- GIVEN RECORDS
____________

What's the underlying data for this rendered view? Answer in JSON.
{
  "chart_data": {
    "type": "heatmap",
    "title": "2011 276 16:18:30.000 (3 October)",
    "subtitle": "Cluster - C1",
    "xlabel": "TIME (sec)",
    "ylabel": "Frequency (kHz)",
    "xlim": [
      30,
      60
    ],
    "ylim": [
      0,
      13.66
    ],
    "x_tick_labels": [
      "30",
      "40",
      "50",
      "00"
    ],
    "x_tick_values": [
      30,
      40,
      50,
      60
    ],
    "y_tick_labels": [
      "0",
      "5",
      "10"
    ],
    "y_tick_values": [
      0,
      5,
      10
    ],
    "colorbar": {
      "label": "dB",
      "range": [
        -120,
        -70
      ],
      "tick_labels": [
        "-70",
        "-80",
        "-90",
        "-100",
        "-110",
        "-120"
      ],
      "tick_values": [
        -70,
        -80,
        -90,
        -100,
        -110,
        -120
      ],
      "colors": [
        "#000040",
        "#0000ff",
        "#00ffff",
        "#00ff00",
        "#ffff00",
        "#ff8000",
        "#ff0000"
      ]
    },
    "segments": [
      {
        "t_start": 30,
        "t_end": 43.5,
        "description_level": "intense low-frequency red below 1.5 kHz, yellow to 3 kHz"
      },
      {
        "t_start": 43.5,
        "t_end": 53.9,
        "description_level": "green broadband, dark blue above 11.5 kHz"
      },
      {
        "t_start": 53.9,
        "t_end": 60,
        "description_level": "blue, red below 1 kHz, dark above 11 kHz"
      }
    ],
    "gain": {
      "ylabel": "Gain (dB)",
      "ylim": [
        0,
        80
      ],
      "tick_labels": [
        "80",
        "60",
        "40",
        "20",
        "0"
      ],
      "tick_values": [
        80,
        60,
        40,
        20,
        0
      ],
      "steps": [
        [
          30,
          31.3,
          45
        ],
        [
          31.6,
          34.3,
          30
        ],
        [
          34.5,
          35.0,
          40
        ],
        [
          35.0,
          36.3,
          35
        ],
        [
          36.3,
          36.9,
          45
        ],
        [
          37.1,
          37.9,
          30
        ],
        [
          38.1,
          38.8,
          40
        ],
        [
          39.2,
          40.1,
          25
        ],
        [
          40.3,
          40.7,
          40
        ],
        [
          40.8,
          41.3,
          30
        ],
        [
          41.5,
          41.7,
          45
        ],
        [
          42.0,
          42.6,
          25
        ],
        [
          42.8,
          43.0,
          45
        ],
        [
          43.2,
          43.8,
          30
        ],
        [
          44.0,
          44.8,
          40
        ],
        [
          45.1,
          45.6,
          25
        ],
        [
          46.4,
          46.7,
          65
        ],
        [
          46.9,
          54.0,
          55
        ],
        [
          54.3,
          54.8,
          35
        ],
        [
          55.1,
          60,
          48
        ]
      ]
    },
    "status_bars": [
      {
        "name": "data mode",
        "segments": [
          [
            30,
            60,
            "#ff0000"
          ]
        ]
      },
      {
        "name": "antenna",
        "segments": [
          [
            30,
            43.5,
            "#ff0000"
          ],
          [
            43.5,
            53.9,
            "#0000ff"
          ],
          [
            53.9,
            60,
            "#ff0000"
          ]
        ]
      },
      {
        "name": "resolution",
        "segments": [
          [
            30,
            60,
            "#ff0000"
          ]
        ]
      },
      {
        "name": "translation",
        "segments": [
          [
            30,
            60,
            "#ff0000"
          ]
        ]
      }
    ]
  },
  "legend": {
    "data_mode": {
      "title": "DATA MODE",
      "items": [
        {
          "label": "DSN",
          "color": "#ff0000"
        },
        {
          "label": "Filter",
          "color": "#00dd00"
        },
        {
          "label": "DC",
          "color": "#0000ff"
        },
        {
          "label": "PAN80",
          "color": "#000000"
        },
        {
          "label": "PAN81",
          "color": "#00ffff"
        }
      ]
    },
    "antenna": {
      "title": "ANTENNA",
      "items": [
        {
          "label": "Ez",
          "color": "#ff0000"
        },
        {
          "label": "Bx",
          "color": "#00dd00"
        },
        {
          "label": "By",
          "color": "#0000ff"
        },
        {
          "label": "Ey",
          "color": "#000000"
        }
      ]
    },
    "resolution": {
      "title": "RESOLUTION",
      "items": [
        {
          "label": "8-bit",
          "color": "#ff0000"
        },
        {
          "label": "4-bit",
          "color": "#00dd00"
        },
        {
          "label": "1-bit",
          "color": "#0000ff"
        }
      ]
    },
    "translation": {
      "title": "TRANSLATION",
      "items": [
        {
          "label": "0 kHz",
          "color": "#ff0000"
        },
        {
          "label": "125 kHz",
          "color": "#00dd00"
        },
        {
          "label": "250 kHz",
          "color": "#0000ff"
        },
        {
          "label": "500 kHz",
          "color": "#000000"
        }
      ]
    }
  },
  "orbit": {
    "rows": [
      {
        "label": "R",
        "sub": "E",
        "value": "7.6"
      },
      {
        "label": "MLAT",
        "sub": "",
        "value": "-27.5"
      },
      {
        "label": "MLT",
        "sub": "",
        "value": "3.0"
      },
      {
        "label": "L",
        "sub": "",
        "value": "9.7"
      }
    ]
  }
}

____________

- OBJECTIVE
Using the listing above, reproduce each line without omission.

- RESULT BELOW
What's the underlying data for this rendered view? Answer in JSON.
{
  "chart_data": {
    "type": "heatmap",
    "title": "2011 276 16:18:30.000 (3 October)",
    "subtitle": "Cluster - C1",
    "xlabel": "TIME (sec)",
    "ylabel": "Frequency (kHz)",
    "xlim": [
      30,
      60
    ],
    "ylim": [
      0,
      13.66
    ],
    "x_tick_labels": [
      "30",
      "40",
      "50",
      "00"
    ],
    "x_tick_values": [
      30,
      40,
      50,
      60
    ],
    "y_tick_labels": [
      "0",
      "5",
      "10"
    ],
    "y_tick_values": [
      0,
      5,
      10
    ],
    "colorbar": {
      "label": "dB",
      "range": [
        -120,
        -70
      ],
      "tick_labels": [
        "-70",
        "-80",
        "-90",
        "-100",
        "-110",
        "-120"
      ],
      "tick_values": [
        -70,
        -80,
        -90,
        -100,
        -110,
        -120
      ],
      "colors": [
        "#000040",
        "#0000ff",
        "#00ffff",
        "#00ff00",
        "#ffff00",
        "#ff8000",
        "#ff0000"
      ]
    },
    "segments": [
      {
        "t_start": 30,
        "t_end": 43.5,
        "description_level": "intense low-frequency red below 1.5 kHz, yellow to 3 kHz"
      },
      {
        "t_start": 43.5,
        "t_end": 53.9,
        "description_level": "green broadband, dark blue above 11.5 kHz"
      },
      {
        "t_start": 53.9,
        "t_end": 60,
        "description_level": "blue, red below 1 kHz, dark above 11 kHz"
      }
    ],
    "gain": {
      "ylabel": "Gain (dB)",
      "ylim": [
        0,
        80
      ],
      "tick_labels": [
        "80",
        "60",
        "40",
        "20",
        "0"
      ],
      "tick_values": [
        80,
        60,
        40,
        20,
        0
      ],
      "steps": [
        [
          30,
          31.3,
          45
        ],
        [
          31.6,
          34.3,
          30
        ],
        [
          34.5,
          35.0,
          40
        ],
        [
          35.0,
          36.3,
          35
        ],
        [
          36.3,
          36.9,
          45
        ],
        [
          37.1,
          37.9,
          30
        ],
        [
          38.1,
          38.8,
          40
        ],
        [
          39.2,
          40.1,
          25
        ],
        [
          40.3,
          40.7,
          40
        ],
        [
          40.8,
          41.3,
          30
        ],
        [
          41.5,
          41.7,
          45
        ],
        [
          42.0,
          42.6,
          25
        ],
        [
          42.8,
          43.0,
          45
        ],
        [
          43.2,
          43.8,
          30
        ],
        [
          44.0,
          44.8,
          40
        ],
        [
          45.1,
          45.6,
          25
        ],
        [
          46.4,
          46.7,
          65
        ],
        [
          46.9,
          54.0,
          55
        ],
        [
          54.3,
          54.8,
          35
        ],
        [
          55.1,
          60,
          48
        ]
      ]
    },
    "status_bars": [
      {
        "name": "data mode",
        "segments": [
          [
            30,
            60,
            "#ff0000"
          ]
        ]
      },
      {
        "name": "antenna",
        "segments": [
          [
            30,
            43.5,
            "#ff0000"
          ],
          [
            43.5,
            53.9,
            "#0000ff"
          ],
          [
            53.9,
            60,
            "#ff0000"
          ]
        ]
      },
      {
        "name": "resolution",
        "segments": [
          [
            30,
            60,
            "#ff0000"
          ]
        ]
      },
      {
        "name": "translation",
        "segments": [
          [
            30,
            60,
            "#ff0000"
          ]
        ]
      }
    ]
  },
  "legend": {
    "data_mode": {
      "title": "DATA MODE",
      "items": [
        {
          "label": "DSN",
          "color": "#ff0000"
        },
        {
          "label": "Filter",
          "color": "#00dd00"
        },
        {
          "label": "DC",
          "color": "#0000ff"
        },
        {
          "label": "PAN80",
          "color": "#000000"
        },
        {
          "label": "PAN81",
          "color": "#00ffff"
        }
      ]
    },
    "antenna": {
      "title": "ANTENNA",
      "items": [
        {
          "label": "Ez",
          "color": "#ff0000"
        },
        {
          "label": "Bx",
          "color": "#00dd00"
        },
        {
          "label": "By",
          "color": "#0000ff"
        },
        {
          "label": "Ey",
          "color": "#000000"
        }
      ]
    },
    "resolution": {
      "title": "RESOLUTION",
      "items": [
        {
          "label": "8-bit",
          "color": "#ff0000"
        },
        {
          "label": "4-bit",
          "color": "#00dd00"
        },
        {
          "label": "1-bit",
          "color": "#0000ff"
        }
      ]
    },
    "translation": {
      "title": "TRANSLATION",
      "items": [
        {
          "label": "0 kHz",
          "color": "#ff0000"
        },
        {
          "label": "125 kHz",
          "color": "#00dd00"
        },
        {
          "label": "250 kHz",
          "color": "#0000ff"
        },
        {
          "label": "500 kHz",
          "color": "#000000"
        }
      ]
    }
  },
  "orbit": {
    "rows": [
      {
        "label": "R",
        "sub": "E",
        "value": "7.6"
      },
      {
        "label": "MLAT",
        "sub": "",
        "value": "-27.5"
      },
      {
        "label": "MLT",
        "sub": "",
        "value": "3.0"
      },
      {
        "label": "L",
        "sub": "",
        "value": "9.7"
      }
    ]
  }
}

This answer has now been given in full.